THE TASK: Collect all lines containing the word "Celkové" from the data.

-- START --

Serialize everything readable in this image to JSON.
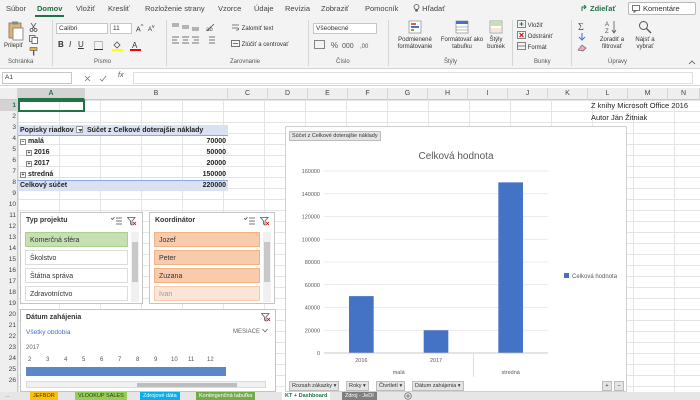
{
  "ribbon_tabs": [
    "Súbor",
    "Domov",
    "Vložiť",
    "Kresliť",
    "Rozloženie strany",
    "Vzorce",
    "Údaje",
    "Revízia",
    "Zobraziť",
    "Pomocník",
    "Hľadať"
  ],
  "share_label": "Zdieľať",
  "comments_label": "Komentáre",
  "ribbon": {
    "paste_label": "Prilepiť",
    "font_name": "Calibri",
    "font_size": "11",
    "wrap_text": "Zalomiť text",
    "merge_center": "Zlúčiť a centrovať",
    "number_format": "Všeobecné",
    "conditional_format": "Podmienené formátovanie",
    "format_as_table": "Formátovať ako tabuľku",
    "cell_styles": "Štýly buniek",
    "insert": "Vložiť",
    "delete": "Odstrániť",
    "format": "Formát",
    "sort_filter": "Zoradiť a filtrovať",
    "find_select": "Nájsť a vybrať",
    "groups": {
      "clipboard": "Schránka",
      "font": "Písmo",
      "alignment": "Zarovnanie",
      "number": "Číslo",
      "styles": "Štýly",
      "cells": "Bunky",
      "editing": "Úpravy"
    }
  },
  "name_box": "A1",
  "fx_label": "fx",
  "columns": [
    "A",
    "B",
    "C",
    "D",
    "E",
    "F",
    "G",
    "H",
    "I",
    "J",
    "K",
    "L",
    "M",
    "N"
  ],
  "rows": [
    "1",
    "2",
    "3",
    "4",
    "5",
    "6",
    "7",
    "8",
    "9",
    "10",
    "11",
    "12",
    "13",
    "14",
    "15",
    "16",
    "17",
    "18",
    "19",
    "20",
    "21",
    "22",
    "23",
    "24",
    "25",
    "26"
  ],
  "notes": {
    "line1": "Z knihy Microsoft Office 2016",
    "line2": "Autor Ján Žitniak"
  },
  "pivot": {
    "header_label": "Popisky riadkov",
    "header_value": "Súčet z Celkové doterajšie náklady",
    "rows": [
      {
        "label": "malá",
        "value": "70000"
      },
      {
        "label": "2016",
        "value": "50000"
      },
      {
        "label": "2017",
        "value": "20000"
      },
      {
        "label": "stredná",
        "value": "150000"
      },
      {
        "label": "Celkový súčet",
        "value": "220000"
      }
    ]
  },
  "slicer_type": {
    "title": "Typ projektu",
    "items": [
      "Komerčná sféra",
      "Školstvo",
      "Štátna správa",
      "Zdravotníctvo"
    ]
  },
  "slicer_coord": {
    "title": "Koordinátor",
    "items": [
      "Jozef",
      "Peter",
      "Zuzana",
      "Ivan"
    ]
  },
  "timeline": {
    "title": "Dátum zahájenia",
    "all_periods": "Všetky obdobia",
    "unit": "MESIACE",
    "year": "2017",
    "months": [
      "2",
      "3",
      "4",
      "5",
      "6",
      "7",
      "8",
      "9",
      "10",
      "11",
      "12"
    ]
  },
  "chart_data": {
    "type": "bar",
    "title": "Celková hodnota",
    "field_button": "Súčet z Celkové doterajšie náklady",
    "categories": [
      "2016",
      "2017",
      ""
    ],
    "groups": [
      "malá",
      "stredná"
    ],
    "series": [
      {
        "name": "Celková hodnota",
        "values": [
          50000,
          20000,
          150000
        ]
      }
    ],
    "yticks": [
      "0",
      "20000",
      "40000",
      "60000",
      "80000",
      "100000",
      "120000",
      "140000",
      "160000"
    ],
    "ylim": [
      0,
      160000
    ],
    "color": "#4472c4",
    "legend_position": "right",
    "filter_buttons": [
      "Rozsah zákazky",
      "Roky",
      "Čtvrtletí",
      "Dátum zahájenia"
    ]
  },
  "sheet_tabs": [
    "...",
    "JEFBOR",
    "VLOOKUP SALES",
    "Zdrojové dáta",
    "Kontingenčná tabuľka",
    "KT + Dashboard",
    "Zdroj - JeDI"
  ]
}
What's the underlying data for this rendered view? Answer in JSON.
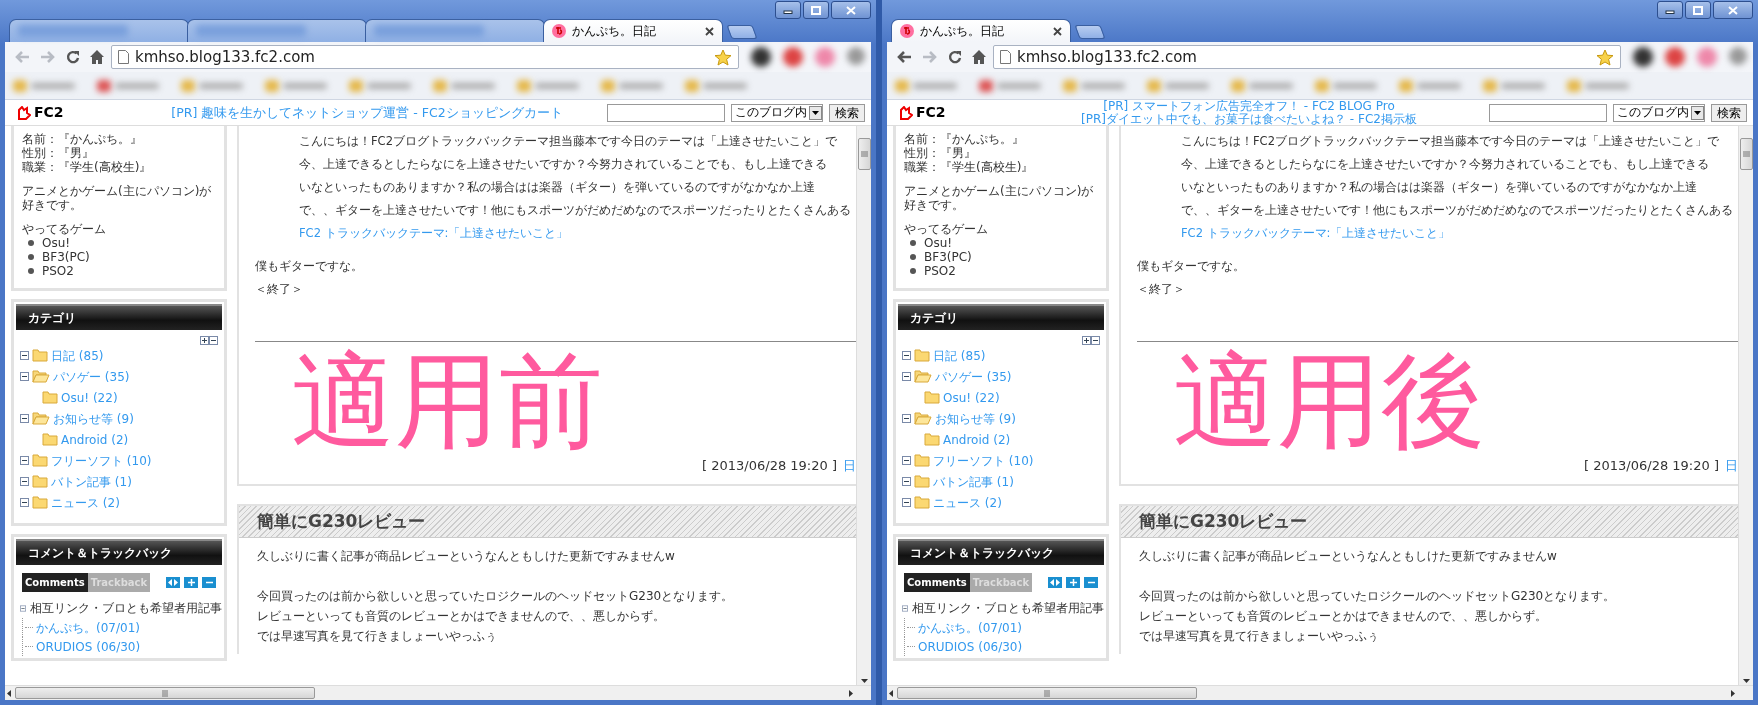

-- END --

RESPONSE TO THIS TASK:
    "header_value": "Súčet z Celkové doterajšie náklady",
    "field_button": "Súčet z Celkové doterajšie náklady",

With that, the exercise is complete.